[Stated goal] Everything in the listing except the pictures should be written out exactly.
++++++++
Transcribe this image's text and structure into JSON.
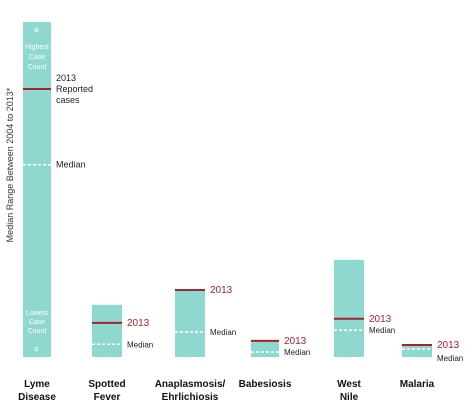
{
  "chart_data": {
    "type": "bar",
    "ylabel": "Median Range Between 2004 to 2013*",
    "top_label": [
      "Highest",
      "Case",
      "Count"
    ],
    "bottom_label": [
      "Lowest",
      "Case",
      "Count"
    ],
    "legend_2013": [
      "2013",
      "Reported",
      "cases"
    ],
    "legend_median": "Median",
    "label_2013": "2013",
    "colors": {
      "bar": "#8fd8cf",
      "line2013": "#a3232f",
      "median": "#ffffff",
      "label2013": "#a3232f"
    },
    "categories": [
      {
        "name": [
          "Lyme",
          "Disease"
        ]
      },
      {
        "name": [
          "Spotted",
          "Fever"
        ]
      },
      {
        "name": [
          "Anaplasmosis/",
          "Ehrlichiosis"
        ]
      },
      {
        "name": [
          "Babesiosis"
        ]
      },
      {
        "name": [
          "West",
          "Nile"
        ]
      },
      {
        "name": [
          "Malaria"
        ]
      }
    ],
    "series": [
      {
        "high": 1.0,
        "low": 0.0,
        "y2013": 0.8,
        "median": 0.574
      },
      {
        "high": 0.156,
        "low": 0.0,
        "y2013": 0.102,
        "median": 0.038
      },
      {
        "high": 0.2,
        "low": 0.0,
        "y2013": 0.2,
        "median": 0.075
      },
      {
        "high": 0.051,
        "low": 0.0,
        "y2013": 0.048,
        "median": 0.015
      },
      {
        "high": 0.29,
        "low": 0.0,
        "y2013": 0.114,
        "median": 0.08
      },
      {
        "high": 0.036,
        "low": 0.0,
        "y2013": 0.036,
        "median": 0.024
      }
    ]
  }
}
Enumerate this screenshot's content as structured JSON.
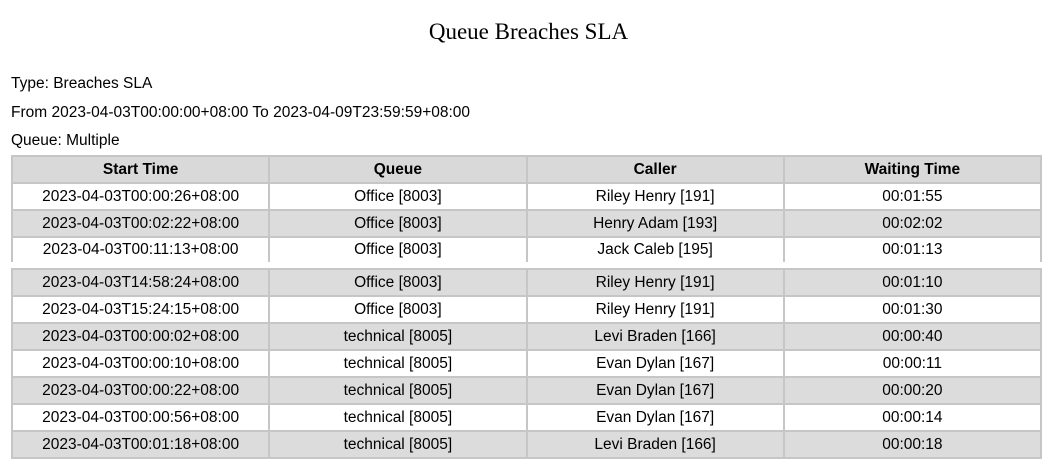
{
  "title": "Queue Breaches SLA",
  "info": {
    "type": "Type: Breaches SLA",
    "range": "From 2023-04-03T00:00:00+08:00 To 2023-04-09T23:59:59+08:00",
    "queue": "Queue: Multiple"
  },
  "table": {
    "headers": [
      "Start Time",
      "Queue",
      "Caller",
      "Waiting Time"
    ],
    "rows": [
      [
        "2023-04-03T00:00:26+08:00",
        "Office [8003]",
        "Riley Henry [191]",
        "00:01:55"
      ],
      [
        "2023-04-03T00:02:22+08:00",
        "Office [8003]",
        "Henry Adam [193]",
        "00:02:02"
      ],
      [
        "2023-04-03T00:11:13+08:00",
        "Office [8003]",
        "Jack Caleb [195]",
        "00:01:13"
      ],
      [
        "2023-04-03T14:58:24+08:00",
        "Office [8003]",
        "Riley Henry [191]",
        "00:01:10"
      ],
      [
        "2023-04-03T15:24:15+08:00",
        "Office [8003]",
        "Riley Henry [191]",
        "00:01:30"
      ],
      [
        "2023-04-03T00:00:02+08:00",
        "technical [8005]",
        "Levi Braden [166]",
        "00:00:40"
      ],
      [
        "2023-04-03T00:00:10+08:00",
        "technical [8005]",
        "Evan Dylan [167]",
        "00:00:11"
      ],
      [
        "2023-04-03T00:00:22+08:00",
        "technical [8005]",
        "Evan Dylan [167]",
        "00:00:20"
      ],
      [
        "2023-04-03T00:00:56+08:00",
        "technical [8005]",
        "Evan Dylan [167]",
        "00:00:14"
      ],
      [
        "2023-04-03T00:01:18+08:00",
        "technical [8005]",
        "Levi Braden [166]",
        "00:00:18"
      ]
    ]
  }
}
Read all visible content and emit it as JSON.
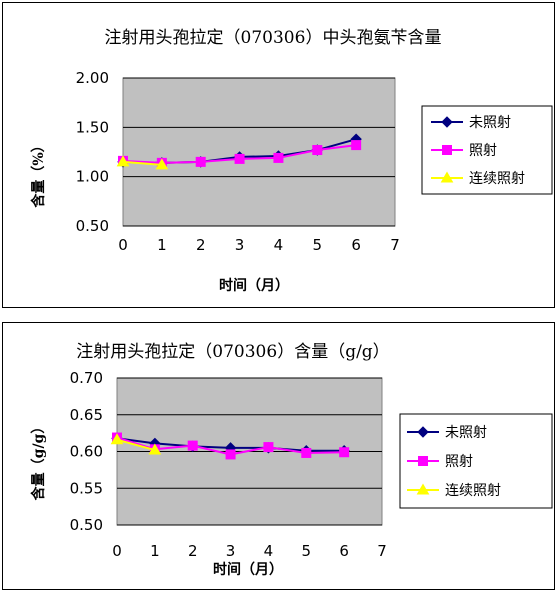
{
  "colors": {
    "plot_bg": "#c0c0c0",
    "series": [
      "#000080",
      "#ff00ff",
      "#ffff00"
    ]
  },
  "chart_data": [
    {
      "type": "line",
      "title": "注射用头孢拉定（070306）中头孢氨苄含量",
      "xlabel": "时间（月）",
      "ylabel": "含量（%）",
      "x_ticks": [
        "0",
        "1",
        "2",
        "3",
        "4",
        "5",
        "6",
        "7"
      ],
      "y_ticks": [
        "2.00",
        "1.50",
        "1.00",
        "0.50"
      ],
      "xlim": [
        0,
        7
      ],
      "ylim": [
        0.5,
        2.0
      ],
      "grid": "horizontal",
      "legend_position": "right",
      "series": [
        {
          "name": "未照射",
          "x": [
            0,
            1,
            2,
            3,
            4,
            5,
            6
          ],
          "values": [
            1.15,
            1.14,
            1.15,
            1.2,
            1.21,
            1.27,
            1.38
          ]
        },
        {
          "name": "照射",
          "x": [
            0,
            1,
            2,
            3,
            4,
            5,
            6
          ],
          "values": [
            1.16,
            1.14,
            1.15,
            1.18,
            1.19,
            1.27,
            1.32
          ]
        },
        {
          "name": "连续照射",
          "x": [
            0,
            1
          ],
          "values": [
            1.15,
            1.12
          ]
        }
      ]
    },
    {
      "type": "line",
      "title": "注射用头孢拉定（070306）含量（g/g）",
      "xlabel": "时间（月）",
      "ylabel": "含量（g/g）",
      "x_ticks": [
        "0",
        "1",
        "2",
        "3",
        "4",
        "5",
        "6",
        "7"
      ],
      "y_ticks": [
        "0.70",
        "0.65",
        "0.60",
        "0.55",
        "0.50"
      ],
      "xlim": [
        0,
        7
      ],
      "ylim": [
        0.5,
        0.7
      ],
      "grid": "horizontal",
      "legend_position": "right",
      "series": [
        {
          "name": "未照射",
          "x": [
            0,
            1,
            2,
            3,
            4,
            5,
            6
          ],
          "values": [
            0.618,
            0.611,
            0.607,
            0.605,
            0.605,
            0.601,
            0.601
          ]
        },
        {
          "name": "照射",
          "x": [
            0,
            1,
            2,
            3,
            4,
            5,
            6
          ],
          "values": [
            0.619,
            0.603,
            0.608,
            0.596,
            0.606,
            0.598,
            0.599
          ]
        },
        {
          "name": "连续照射",
          "x": [
            0,
            1
          ],
          "values": [
            0.616,
            0.602
          ]
        }
      ]
    }
  ]
}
++++++++
[Result of the exercise]
Transcribe this image's text and structure into JSON.
{
  "chart_data": {
    "type": "bar",
    "ylabel": "Median Range Between 2004 to 2013*",
    "top_label": [
      "Highest",
      "Case",
      "Count"
    ],
    "bottom_label": [
      "Lowest",
      "Case",
      "Count"
    ],
    "legend_2013": [
      "2013",
      "Reported",
      "cases"
    ],
    "legend_median": "Median",
    "label_2013": "2013",
    "colors": {
      "bar": "#8fd8cf",
      "line2013": "#a3232f",
      "median": "#ffffff",
      "label2013": "#a3232f"
    },
    "categories": [
      {
        "name": [
          "Lyme",
          "Disease"
        ]
      },
      {
        "name": [
          "Spotted",
          "Fever"
        ]
      },
      {
        "name": [
          "Anaplasmosis/",
          "Ehrlichiosis"
        ]
      },
      {
        "name": [
          "Babesiosis"
        ]
      },
      {
        "name": [
          "West",
          "Nile"
        ]
      },
      {
        "name": [
          "Malaria"
        ]
      }
    ],
    "series": [
      {
        "high": 1.0,
        "low": 0.0,
        "y2013": 0.8,
        "median": 0.574
      },
      {
        "high": 0.156,
        "low": 0.0,
        "y2013": 0.102,
        "median": 0.038
      },
      {
        "high": 0.2,
        "low": 0.0,
        "y2013": 0.2,
        "median": 0.075
      },
      {
        "high": 0.051,
        "low": 0.0,
        "y2013": 0.048,
        "median": 0.015
      },
      {
        "high": 0.29,
        "low": 0.0,
        "y2013": 0.114,
        "median": 0.08
      },
      {
        "high": 0.036,
        "low": 0.0,
        "y2013": 0.036,
        "median": 0.024
      }
    ]
  }
}
Enumerate this screenshot's content as structured JSON.
{
  "title": "Queue Breaches SLA",
  "info": {
    "type": "Type: Breaches SLA",
    "range": "From 2023-04-03T00:00:00+08:00 To 2023-04-09T23:59:59+08:00",
    "queue": "Queue: Multiple"
  },
  "table": {
    "headers": [
      "Start Time",
      "Queue",
      "Caller",
      "Waiting Time"
    ],
    "rows": [
      [
        "2023-04-03T00:00:26+08:00",
        "Office [8003]",
        "Riley Henry [191]",
        "00:01:55"
      ],
      [
        "2023-04-03T00:02:22+08:00",
        "Office [8003]",
        "Henry Adam [193]",
        "00:02:02"
      ],
      [
        "2023-04-03T00:11:13+08:00",
        "Office [8003]",
        "Jack Caleb [195]",
        "00:01:13"
      ],
      [
        "2023-04-03T14:58:24+08:00",
        "Office [8003]",
        "Riley Henry [191]",
        "00:01:10"
      ],
      [
        "2023-04-03T15:24:15+08:00",
        "Office [8003]",
        "Riley Henry [191]",
        "00:01:30"
      ],
      [
        "2023-04-03T00:00:02+08:00",
        "technical [8005]",
        "Levi Braden [166]",
        "00:00:40"
      ],
      [
        "2023-04-03T00:00:10+08:00",
        "technical [8005]",
        "Evan Dylan [167]",
        "00:00:11"
      ],
      [
        "2023-04-03T00:00:22+08:00",
        "technical [8005]",
        "Evan Dylan [167]",
        "00:00:20"
      ],
      [
        "2023-04-03T00:00:56+08:00",
        "technical [8005]",
        "Evan Dylan [167]",
        "00:00:14"
      ],
      [
        "2023-04-03T00:01:18+08:00",
        "technical [8005]",
        "Levi Braden [166]",
        "00:00:18"
      ]
    ]
  }
}
Read all visible content and emit it as JSON.
{
  "colors": {
    "plot_bg": "#c0c0c0",
    "series": [
      "#000080",
      "#ff00ff",
      "#ffff00"
    ]
  },
  "chart_data": [
    {
      "type": "line",
      "title": "注射用头孢拉定（070306）中头孢氨苄含量",
      "xlabel": "时间（月）",
      "ylabel": "含量（%）",
      "x_ticks": [
        "0",
        "1",
        "2",
        "3",
        "4",
        "5",
        "6",
        "7"
      ],
      "y_ticks": [
        "2.00",
        "1.50",
        "1.00",
        "0.50"
      ],
      "xlim": [
        0,
        7
      ],
      "ylim": [
        0.5,
        2.0
      ],
      "grid": "horizontal",
      "legend_position": "right",
      "series": [
        {
          "name": "未照射",
          "x": [
            0,
            1,
            2,
            3,
            4,
            5,
            6
          ],
          "values": [
            1.15,
            1.14,
            1.15,
            1.2,
            1.21,
            1.27,
            1.38
          ]
        },
        {
          "name": "照射",
          "x": [
            0,
            1,
            2,
            3,
            4,
            5,
            6
          ],
          "values": [
            1.16,
            1.14,
            1.15,
            1.18,
            1.19,
            1.27,
            1.32
          ]
        },
        {
          "name": "连续照射",
          "x": [
            0,
            1
          ],
          "values": [
            1.15,
            1.12
          ]
        }
      ]
    },
    {
      "type": "line",
      "title": "注射用头孢拉定（070306）含量（g/g）",
      "xlabel": "时间（月）",
      "ylabel": "含量（g/g）",
      "x_ticks": [
        "0",
        "1",
        "2",
        "3",
        "4",
        "5",
        "6",
        "7"
      ],
      "y_ticks": [
        "0.70",
        "0.65",
        "0.60",
        "0.55",
        "0.50"
      ],
      "xlim": [
        0,
        7
      ],
      "ylim": [
        0.5,
        0.7
      ],
      "grid": "horizontal",
      "legend_position": "right",
      "series": [
        {
          "name": "未照射",
          "x": [
            0,
            1,
            2,
            3,
            4,
            5,
            6
          ],
          "values": [
            0.618,
            0.611,
            0.607,
            0.605,
            0.605,
            0.601,
            0.601
          ]
        },
        {
          "name": "照射",
          "x": [
            0,
            1,
            2,
            3,
            4,
            5,
            6
          ],
          "values": [
            0.619,
            0.603,
            0.608,
            0.596,
            0.606,
            0.598,
            0.599
          ]
        },
        {
          "name": "连续照射",
          "x": [
            0,
            1
          ],
          "values": [
            0.616,
            0.602
          ]
        }
      ]
    }
  ]
}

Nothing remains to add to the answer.